>> START Data for this exercise

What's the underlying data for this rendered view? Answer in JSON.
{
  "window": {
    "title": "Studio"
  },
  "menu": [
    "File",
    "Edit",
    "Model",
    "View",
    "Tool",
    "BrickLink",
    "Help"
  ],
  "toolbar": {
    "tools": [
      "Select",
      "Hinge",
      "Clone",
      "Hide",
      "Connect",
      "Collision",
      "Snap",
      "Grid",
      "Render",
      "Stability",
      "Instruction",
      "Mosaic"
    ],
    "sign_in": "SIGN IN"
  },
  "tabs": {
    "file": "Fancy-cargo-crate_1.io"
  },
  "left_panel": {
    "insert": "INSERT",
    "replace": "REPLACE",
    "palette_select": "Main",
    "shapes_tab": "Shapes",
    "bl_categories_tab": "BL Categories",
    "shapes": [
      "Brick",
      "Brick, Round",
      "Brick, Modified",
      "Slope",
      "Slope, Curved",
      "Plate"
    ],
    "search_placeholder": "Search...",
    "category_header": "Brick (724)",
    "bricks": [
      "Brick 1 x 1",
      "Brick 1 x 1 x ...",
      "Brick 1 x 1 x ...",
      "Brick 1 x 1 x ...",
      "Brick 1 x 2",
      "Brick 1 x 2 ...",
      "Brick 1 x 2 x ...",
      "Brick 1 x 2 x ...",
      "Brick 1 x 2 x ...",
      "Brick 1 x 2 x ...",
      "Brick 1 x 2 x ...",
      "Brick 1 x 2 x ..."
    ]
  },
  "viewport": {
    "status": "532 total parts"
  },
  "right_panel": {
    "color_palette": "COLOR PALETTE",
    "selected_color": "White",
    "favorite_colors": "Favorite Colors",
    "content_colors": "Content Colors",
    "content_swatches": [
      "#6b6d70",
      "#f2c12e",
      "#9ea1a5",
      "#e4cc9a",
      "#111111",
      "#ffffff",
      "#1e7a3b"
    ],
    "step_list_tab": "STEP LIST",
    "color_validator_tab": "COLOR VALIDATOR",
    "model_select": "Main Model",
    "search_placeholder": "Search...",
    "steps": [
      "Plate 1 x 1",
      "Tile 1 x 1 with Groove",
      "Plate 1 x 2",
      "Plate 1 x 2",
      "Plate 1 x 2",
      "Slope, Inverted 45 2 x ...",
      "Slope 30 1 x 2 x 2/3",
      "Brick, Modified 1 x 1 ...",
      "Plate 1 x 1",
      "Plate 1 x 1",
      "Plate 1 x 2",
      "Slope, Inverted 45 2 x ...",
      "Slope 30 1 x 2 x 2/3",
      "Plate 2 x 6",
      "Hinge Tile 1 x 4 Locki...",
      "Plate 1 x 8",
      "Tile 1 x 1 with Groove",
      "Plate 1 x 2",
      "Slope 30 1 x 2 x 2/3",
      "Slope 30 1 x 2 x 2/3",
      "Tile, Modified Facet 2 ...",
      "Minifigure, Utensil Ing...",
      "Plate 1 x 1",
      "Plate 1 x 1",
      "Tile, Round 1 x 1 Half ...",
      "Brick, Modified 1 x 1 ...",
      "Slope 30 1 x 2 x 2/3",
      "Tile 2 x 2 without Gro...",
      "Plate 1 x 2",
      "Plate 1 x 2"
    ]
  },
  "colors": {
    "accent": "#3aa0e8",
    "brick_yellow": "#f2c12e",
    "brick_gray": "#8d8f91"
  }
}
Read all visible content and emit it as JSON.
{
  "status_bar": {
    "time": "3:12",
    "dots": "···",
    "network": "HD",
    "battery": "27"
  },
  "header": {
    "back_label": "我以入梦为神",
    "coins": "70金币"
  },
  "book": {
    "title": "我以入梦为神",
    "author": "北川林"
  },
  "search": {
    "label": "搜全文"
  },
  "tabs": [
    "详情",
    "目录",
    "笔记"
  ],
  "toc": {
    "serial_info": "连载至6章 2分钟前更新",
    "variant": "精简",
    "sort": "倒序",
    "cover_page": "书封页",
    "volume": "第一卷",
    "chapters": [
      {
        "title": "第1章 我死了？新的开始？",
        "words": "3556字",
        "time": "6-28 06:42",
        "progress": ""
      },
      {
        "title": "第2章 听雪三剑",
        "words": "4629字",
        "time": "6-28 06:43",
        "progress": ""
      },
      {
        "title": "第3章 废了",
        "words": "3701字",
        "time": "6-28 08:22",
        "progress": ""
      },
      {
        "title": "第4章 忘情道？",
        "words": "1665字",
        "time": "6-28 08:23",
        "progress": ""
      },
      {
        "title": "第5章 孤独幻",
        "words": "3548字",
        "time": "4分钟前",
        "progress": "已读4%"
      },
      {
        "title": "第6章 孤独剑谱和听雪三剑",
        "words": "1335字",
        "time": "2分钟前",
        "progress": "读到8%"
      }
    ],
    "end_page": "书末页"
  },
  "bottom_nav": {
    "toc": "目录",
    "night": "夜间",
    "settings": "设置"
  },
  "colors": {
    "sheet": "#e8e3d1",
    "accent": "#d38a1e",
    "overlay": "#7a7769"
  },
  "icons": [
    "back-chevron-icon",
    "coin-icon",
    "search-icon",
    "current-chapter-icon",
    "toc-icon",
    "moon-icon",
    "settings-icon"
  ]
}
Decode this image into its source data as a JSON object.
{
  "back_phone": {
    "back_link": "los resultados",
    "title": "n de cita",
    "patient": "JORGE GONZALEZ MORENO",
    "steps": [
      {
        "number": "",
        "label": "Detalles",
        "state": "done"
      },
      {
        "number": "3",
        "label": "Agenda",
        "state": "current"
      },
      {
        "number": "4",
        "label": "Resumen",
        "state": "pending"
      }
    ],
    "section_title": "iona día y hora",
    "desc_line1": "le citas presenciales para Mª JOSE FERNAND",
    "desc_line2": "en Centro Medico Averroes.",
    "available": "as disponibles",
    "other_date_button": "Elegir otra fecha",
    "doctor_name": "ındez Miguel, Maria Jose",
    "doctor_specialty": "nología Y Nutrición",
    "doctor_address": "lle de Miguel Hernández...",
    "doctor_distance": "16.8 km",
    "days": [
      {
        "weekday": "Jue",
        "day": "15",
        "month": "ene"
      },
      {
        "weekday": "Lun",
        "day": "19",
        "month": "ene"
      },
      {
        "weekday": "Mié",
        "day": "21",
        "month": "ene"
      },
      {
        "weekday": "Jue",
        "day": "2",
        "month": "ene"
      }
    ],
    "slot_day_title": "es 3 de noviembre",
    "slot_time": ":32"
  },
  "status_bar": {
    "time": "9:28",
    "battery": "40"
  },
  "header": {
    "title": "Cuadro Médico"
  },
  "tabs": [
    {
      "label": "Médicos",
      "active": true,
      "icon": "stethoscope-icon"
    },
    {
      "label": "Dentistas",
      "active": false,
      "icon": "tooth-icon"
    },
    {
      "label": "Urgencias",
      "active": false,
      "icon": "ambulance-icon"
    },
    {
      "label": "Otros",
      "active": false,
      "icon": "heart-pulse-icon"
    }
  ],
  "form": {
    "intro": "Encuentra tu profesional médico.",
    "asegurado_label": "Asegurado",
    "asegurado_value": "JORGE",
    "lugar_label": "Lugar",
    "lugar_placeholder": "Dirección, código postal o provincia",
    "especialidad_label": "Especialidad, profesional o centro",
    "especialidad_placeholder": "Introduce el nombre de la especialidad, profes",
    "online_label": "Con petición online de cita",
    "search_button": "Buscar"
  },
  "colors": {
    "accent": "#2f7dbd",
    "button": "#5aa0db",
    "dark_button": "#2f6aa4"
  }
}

>> END Data for this exercise

Task prompt =
Show the data once more, exactly as it was written.

Solution for this problem =
What's the underlying data for this rendered view? Answer in JSON.
{
  "window": {
    "title": "Studio"
  },
  "menu": [
    "File",
    "Edit",
    "Model",
    "View",
    "Tool",
    "BrickLink",
    "Help"
  ],
  "toolbar": {
    "tools": [
      "Select",
      "Hinge",
      "Clone",
      "Hide",
      "Connect",
      "Collision",
      "Snap",
      "Grid",
      "Render",
      "Stability",
      "Instruction",
      "Mosaic"
    ],
    "sign_in": "SIGN IN"
  },
  "tabs": {
    "file": "Fancy-cargo-crate_1.io"
  },
  "left_panel": {
    "insert": "INSERT",
    "replace": "REPLACE",
    "palette_select": "Main",
    "shapes_tab": "Shapes",
    "bl_categories_tab": "BL Categories",
    "shapes": [
      "Brick",
      "Brick, Round",
      "Brick, Modified",
      "Slope",
      "Slope, Curved",
      "Plate"
    ],
    "search_placeholder": "Search...",
    "category_header": "Brick (724)",
    "bricks": [
      "Brick 1 x 1",
      "Brick 1 x 1 x ...",
      "Brick 1 x 1 x ...",
      "Brick 1 x 1 x ...",
      "Brick 1 x 2",
      "Brick 1 x 2 ...",
      "Brick 1 x 2 x ...",
      "Brick 1 x 2 x ...",
      "Brick 1 x 2 x ...",
      "Brick 1 x 2 x ...",
      "Brick 1 x 2 x ...",
      "Brick 1 x 2 x ..."
    ]
  },
  "viewport": {
    "status": "532 total parts"
  },
  "right_panel": {
    "color_palette": "COLOR PALETTE",
    "selected_color": "White",
    "favorite_colors": "Favorite Colors",
    "content_colors": "Content Colors",
    "content_swatches": [
      "#6b6d70",
      "#f2c12e",
      "#9ea1a5",
      "#e4cc9a",
      "#111111",
      "#ffffff",
      "#1e7a3b"
    ],
    "step_list_tab": "STEP LIST",
    "color_validator_tab": "COLOR VALIDATOR",
    "model_select": "Main Model",
    "search_placeholder": "Search...",
    "steps": [
      "Plate 1 x 1",
      "Tile 1 x 1 with Groove",
      "Plate 1 x 2",
      "Plate 1 x 2",
      "Plate 1 x 2",
      "Slope, Inverted 45 2 x ...",
      "Slope 30 1 x 2 x 2/3",
      "Brick, Modified 1 x 1 ...",
      "Plate 1 x 1",
      "Plate 1 x 1",
      "Plate 1 x 2",
      "Slope, Inverted 45 2 x ...",
      "Slope 30 1 x 2 x 2/3",
      "Plate 2 x 6",
      "Hinge Tile 1 x 4 Locki...",
      "Plate 1 x 8",
      "Tile 1 x 1 with Groove",
      "Plate 1 x 2",
      "Slope 30 1 x 2 x 2/3",
      "Slope 30 1 x 2 x 2/3",
      "Tile, Modified Facet 2 ...",
      "Minifigure, Utensil Ing...",
      "Plate 1 x 1",
      "Plate 1 x 1",
      "Tile, Round 1 x 1 Half ...",
      "Brick, Modified 1 x 1 ...",
      "Slope 30 1 x 2 x 2/3",
      "Tile 2 x 2 without Gro...",
      "Plate 1 x 2",
      "Plate 1 x 2"
    ]
  },
  "colors": {
    "accent": "#3aa0e8",
    "brick_yellow": "#f2c12e",
    "brick_gray": "#8d8f91"
  }
}
Read all visible content and emit it as JSON.
{
  "status_bar": {
    "time": "3:12",
    "dots": "···",
    "network": "HD",
    "battery": "27"
  },
  "header": {
    "back_label": "我以入梦为神",
    "coins": "70金币"
  },
  "book": {
    "title": "我以入梦为神",
    "author": "北川林"
  },
  "search": {
    "label": "搜全文"
  },
  "tabs": [
    "详情",
    "目录",
    "笔记"
  ],
  "toc": {
    "serial_info": "连载至6章 2分钟前更新",
    "variant": "精简",
    "sort": "倒序",
    "cover_page": "书封页",
    "volume": "第一卷",
    "chapters": [
      {
        "title": "第1章 我死了？新的开始？",
        "words": "3556字",
        "time": "6-28 06:42",
        "progress": ""
      },
      {
        "title": "第2章 听雪三剑",
        "words": "4629字",
        "time": "6-28 06:43",
        "progress": ""
      },
      {
        "title": "第3章 废了",
        "words": "3701字",
        "time": "6-28 08:22",
        "progress": ""
      },
      {
        "title": "第4章 忘情道？",
        "words": "1665字",
        "time": "6-28 08:23",
        "progress": ""
      },
      {
        "title": "第5章 孤独幻",
        "words": "3548字",
        "time": "4分钟前",
        "progress": "已读4%"
      },
      {
        "title": "第6章 孤独剑谱和听雪三剑",
        "words": "1335字",
        "time": "2分钟前",
        "progress": "读到8%"
      }
    ],
    "end_page": "书末页"
  },
  "bottom_nav": {
    "toc": "目录",
    "night": "夜间",
    "settings": "设置"
  },
  "colors": {
    "sheet": "#e8e3d1",
    "accent": "#d38a1e",
    "overlay": "#7a7769"
  },
  "icons": [
    "back-chevron-icon",
    "coin-icon",
    "search-icon",
    "current-chapter-icon",
    "toc-icon",
    "moon-icon",
    "settings-icon"
  ]
}
Decode this image into its source data as a JSON object.
{
  "back_phone": {
    "back_link": "los resultados",
    "title": "n de cita",
    "patient": "JORGE GONZALEZ MORENO",
    "steps": [
      {
        "number": "",
        "label": "Detalles",
        "state": "done"
      },
      {
        "number": "3",
        "label": "Agenda",
        "state": "current"
      },
      {
        "number": "4",
        "label": "Resumen",
        "state": "pending"
      }
    ],
    "section_title": "iona día y hora",
    "desc_line1": "le citas presenciales para Mª JOSE FERNAND",
    "desc_line2": "en Centro Medico Averroes.",
    "available": "as disponibles",
    "other_date_button": "Elegir otra fecha",
    "doctor_name": "ındez Miguel, Maria Jose",
    "doctor_specialty": "nología Y Nutrición",
    "doctor_address": "lle de Miguel Hernández...",
    "doctor_distance": "16.8 km",
    "days": [
      {
        "weekday": "Jue",
        "day": "15",
        "month": "ene"
      },
      {
        "weekday": "Lun",
        "day": "19",
        "month": "ene"
      },
      {
        "weekday": "Mié",
        "day": "21",
        "month": "ene"
      },
      {
        "weekday": "Jue",
        "day": "2",
        "month": "ene"
      }
    ],
    "slot_day_title": "es 3 de noviembre",
    "slot_time": ":32"
  },
  "status_bar": {
    "time": "9:28",
    "battery": "40"
  },
  "header": {
    "title": "Cuadro Médico"
  },
  "tabs": [
    {
      "label": "Médicos",
      "active": true,
      "icon": "stethoscope-icon"
    },
    {
      "label": "Dentistas",
      "active": false,
      "icon": "tooth-icon"
    },
    {
      "label": "Urgencias",
      "active": false,
      "icon": "ambulance-icon"
    },
    {
      "label": "Otros",
      "active": false,
      "icon": "heart-pulse-icon"
    }
  ],
  "form": {
    "intro": "Encuentra tu profesional médico.",
    "asegurado_label": "Asegurado",
    "asegurado_value": "JORGE",
    "lugar_label": "Lugar",
    "lugar_placeholder": "Dirección, código postal o provincia",
    "especialidad_label": "Especialidad, profesional o centro",
    "especialidad_placeholder": "Introduce el nombre de la especialidad, profes",
    "online_label": "Con petición online de cita",
    "search_button": "Buscar"
  },
  "colors": {
    "accent": "#2f7dbd",
    "button": "#5aa0db",
    "dark_button": "#2f6aa4"
  }
}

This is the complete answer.